## start

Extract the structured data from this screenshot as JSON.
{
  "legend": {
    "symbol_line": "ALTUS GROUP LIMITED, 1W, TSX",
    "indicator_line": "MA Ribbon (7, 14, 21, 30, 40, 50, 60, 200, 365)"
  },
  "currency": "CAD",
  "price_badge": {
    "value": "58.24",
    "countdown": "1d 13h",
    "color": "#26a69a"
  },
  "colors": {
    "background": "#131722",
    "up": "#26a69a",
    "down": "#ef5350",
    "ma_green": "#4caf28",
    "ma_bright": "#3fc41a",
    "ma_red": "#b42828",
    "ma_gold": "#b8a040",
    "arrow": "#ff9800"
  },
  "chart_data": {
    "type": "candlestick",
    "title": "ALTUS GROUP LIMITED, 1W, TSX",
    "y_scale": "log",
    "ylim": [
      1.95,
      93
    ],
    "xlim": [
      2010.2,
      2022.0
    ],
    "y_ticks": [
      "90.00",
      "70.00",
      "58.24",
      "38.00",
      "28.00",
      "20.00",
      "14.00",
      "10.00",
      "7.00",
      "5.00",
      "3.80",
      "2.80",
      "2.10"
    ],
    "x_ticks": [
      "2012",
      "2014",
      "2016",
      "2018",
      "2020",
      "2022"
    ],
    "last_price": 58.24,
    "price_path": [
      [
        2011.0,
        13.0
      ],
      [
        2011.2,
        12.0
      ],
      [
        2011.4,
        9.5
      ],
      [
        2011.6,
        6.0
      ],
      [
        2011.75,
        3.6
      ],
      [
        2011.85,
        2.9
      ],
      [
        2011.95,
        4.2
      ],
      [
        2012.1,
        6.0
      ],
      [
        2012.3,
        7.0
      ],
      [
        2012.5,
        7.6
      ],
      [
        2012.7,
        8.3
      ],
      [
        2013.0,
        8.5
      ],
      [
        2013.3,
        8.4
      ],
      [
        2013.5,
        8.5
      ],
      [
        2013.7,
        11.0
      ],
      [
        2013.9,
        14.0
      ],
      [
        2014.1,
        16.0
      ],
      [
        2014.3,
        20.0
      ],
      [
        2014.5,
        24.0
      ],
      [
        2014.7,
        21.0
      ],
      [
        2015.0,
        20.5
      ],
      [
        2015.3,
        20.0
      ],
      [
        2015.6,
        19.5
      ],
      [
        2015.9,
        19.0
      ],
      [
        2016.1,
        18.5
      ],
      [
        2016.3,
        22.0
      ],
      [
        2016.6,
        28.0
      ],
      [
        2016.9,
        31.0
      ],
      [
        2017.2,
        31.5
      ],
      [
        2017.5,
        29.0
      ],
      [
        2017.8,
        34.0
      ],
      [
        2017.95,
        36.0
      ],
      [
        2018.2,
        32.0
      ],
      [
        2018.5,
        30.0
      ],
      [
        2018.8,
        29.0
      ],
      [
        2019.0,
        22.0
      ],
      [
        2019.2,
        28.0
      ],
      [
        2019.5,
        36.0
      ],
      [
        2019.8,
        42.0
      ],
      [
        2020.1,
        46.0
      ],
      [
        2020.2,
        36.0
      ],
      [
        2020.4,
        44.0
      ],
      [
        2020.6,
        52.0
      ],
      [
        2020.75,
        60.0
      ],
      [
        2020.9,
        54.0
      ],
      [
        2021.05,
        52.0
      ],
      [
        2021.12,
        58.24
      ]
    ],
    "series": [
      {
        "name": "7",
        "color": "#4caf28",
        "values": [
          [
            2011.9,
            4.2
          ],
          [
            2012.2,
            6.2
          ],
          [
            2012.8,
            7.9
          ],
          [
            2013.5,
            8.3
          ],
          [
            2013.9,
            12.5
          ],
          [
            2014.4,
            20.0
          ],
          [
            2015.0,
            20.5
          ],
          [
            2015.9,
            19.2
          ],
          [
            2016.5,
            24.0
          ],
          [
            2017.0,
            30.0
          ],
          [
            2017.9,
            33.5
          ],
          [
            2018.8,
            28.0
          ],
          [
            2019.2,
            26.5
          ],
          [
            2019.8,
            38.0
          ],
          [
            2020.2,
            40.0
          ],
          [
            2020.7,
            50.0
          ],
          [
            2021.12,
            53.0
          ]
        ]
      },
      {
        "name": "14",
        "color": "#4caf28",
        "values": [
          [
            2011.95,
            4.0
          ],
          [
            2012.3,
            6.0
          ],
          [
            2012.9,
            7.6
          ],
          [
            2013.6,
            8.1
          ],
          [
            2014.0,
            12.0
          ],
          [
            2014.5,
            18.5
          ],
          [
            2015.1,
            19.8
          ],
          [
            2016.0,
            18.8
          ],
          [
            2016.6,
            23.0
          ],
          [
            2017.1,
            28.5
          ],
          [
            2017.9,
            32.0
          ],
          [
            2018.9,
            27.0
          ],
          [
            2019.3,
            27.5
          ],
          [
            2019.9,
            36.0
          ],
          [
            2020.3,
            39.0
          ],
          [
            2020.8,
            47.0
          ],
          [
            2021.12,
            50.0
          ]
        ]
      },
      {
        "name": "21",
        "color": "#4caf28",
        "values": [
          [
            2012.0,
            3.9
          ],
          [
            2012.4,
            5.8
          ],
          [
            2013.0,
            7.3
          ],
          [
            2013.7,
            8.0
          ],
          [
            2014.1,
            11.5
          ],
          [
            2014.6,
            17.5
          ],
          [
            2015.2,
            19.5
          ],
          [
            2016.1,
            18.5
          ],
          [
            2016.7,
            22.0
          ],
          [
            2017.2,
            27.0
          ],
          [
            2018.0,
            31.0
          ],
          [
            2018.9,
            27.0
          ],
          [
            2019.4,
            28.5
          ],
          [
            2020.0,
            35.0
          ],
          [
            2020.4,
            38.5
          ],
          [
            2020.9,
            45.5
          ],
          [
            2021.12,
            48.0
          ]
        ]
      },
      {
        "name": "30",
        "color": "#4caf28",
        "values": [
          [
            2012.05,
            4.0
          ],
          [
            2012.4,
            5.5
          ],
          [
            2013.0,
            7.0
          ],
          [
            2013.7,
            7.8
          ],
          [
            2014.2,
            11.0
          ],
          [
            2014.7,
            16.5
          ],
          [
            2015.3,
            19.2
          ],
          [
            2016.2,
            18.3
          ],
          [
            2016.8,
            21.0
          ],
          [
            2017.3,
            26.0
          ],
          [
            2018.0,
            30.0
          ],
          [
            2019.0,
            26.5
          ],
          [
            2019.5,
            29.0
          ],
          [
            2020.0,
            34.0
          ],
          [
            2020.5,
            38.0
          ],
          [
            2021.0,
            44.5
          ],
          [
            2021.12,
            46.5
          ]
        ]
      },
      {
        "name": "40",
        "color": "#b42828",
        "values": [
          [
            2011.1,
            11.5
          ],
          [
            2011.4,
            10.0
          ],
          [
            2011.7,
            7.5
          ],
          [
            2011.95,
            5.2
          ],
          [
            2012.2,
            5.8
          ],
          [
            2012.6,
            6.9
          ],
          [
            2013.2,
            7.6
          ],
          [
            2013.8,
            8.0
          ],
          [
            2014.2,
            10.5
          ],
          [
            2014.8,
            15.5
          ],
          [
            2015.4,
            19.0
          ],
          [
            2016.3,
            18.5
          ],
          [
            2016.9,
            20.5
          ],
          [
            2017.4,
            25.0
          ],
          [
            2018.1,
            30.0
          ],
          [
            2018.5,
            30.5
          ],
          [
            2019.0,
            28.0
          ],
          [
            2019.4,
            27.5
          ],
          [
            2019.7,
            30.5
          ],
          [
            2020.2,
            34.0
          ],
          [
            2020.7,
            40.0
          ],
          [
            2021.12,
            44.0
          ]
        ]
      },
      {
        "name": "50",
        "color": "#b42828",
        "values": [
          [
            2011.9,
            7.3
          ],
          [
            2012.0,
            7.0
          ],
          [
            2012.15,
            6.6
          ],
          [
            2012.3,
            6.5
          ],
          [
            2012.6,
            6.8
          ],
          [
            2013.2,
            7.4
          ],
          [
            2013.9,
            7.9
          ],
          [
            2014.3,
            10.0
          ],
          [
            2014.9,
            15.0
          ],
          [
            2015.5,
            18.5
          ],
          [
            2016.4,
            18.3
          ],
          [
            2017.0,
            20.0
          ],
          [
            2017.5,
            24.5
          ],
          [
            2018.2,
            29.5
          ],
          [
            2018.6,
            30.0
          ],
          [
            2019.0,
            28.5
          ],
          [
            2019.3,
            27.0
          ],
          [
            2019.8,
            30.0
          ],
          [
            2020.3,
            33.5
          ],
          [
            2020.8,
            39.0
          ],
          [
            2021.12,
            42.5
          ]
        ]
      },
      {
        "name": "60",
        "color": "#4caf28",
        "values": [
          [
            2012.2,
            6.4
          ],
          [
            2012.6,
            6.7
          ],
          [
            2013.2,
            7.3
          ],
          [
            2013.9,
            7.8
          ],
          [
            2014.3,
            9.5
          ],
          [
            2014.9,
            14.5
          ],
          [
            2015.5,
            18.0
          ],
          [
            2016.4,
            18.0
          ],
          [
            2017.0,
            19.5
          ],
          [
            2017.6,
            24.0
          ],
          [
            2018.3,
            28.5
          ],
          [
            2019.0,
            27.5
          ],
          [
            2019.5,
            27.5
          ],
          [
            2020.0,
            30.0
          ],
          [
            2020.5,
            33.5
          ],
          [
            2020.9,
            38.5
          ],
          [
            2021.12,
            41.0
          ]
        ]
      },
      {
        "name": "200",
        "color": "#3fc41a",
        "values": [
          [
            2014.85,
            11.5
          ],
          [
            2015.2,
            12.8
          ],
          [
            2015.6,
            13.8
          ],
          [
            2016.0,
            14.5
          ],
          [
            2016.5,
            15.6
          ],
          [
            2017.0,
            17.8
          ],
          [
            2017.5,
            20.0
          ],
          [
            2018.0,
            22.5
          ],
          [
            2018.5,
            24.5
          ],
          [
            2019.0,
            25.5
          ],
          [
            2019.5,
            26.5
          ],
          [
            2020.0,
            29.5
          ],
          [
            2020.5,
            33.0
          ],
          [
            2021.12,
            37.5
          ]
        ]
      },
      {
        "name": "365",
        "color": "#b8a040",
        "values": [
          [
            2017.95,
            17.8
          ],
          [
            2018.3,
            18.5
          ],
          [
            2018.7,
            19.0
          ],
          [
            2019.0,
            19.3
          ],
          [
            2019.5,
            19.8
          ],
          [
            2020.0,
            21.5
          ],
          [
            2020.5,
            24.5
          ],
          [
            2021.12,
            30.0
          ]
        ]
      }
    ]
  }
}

## end

What is expected:
Using the records above, gather all lines where the string "LIMITED" is present.

The completed task:
    "symbol_line": "ALTUS GROUP LIMITED, 1W, TSX",
    "title": "ALTUS GROUP LIMITED, 1W, TSX",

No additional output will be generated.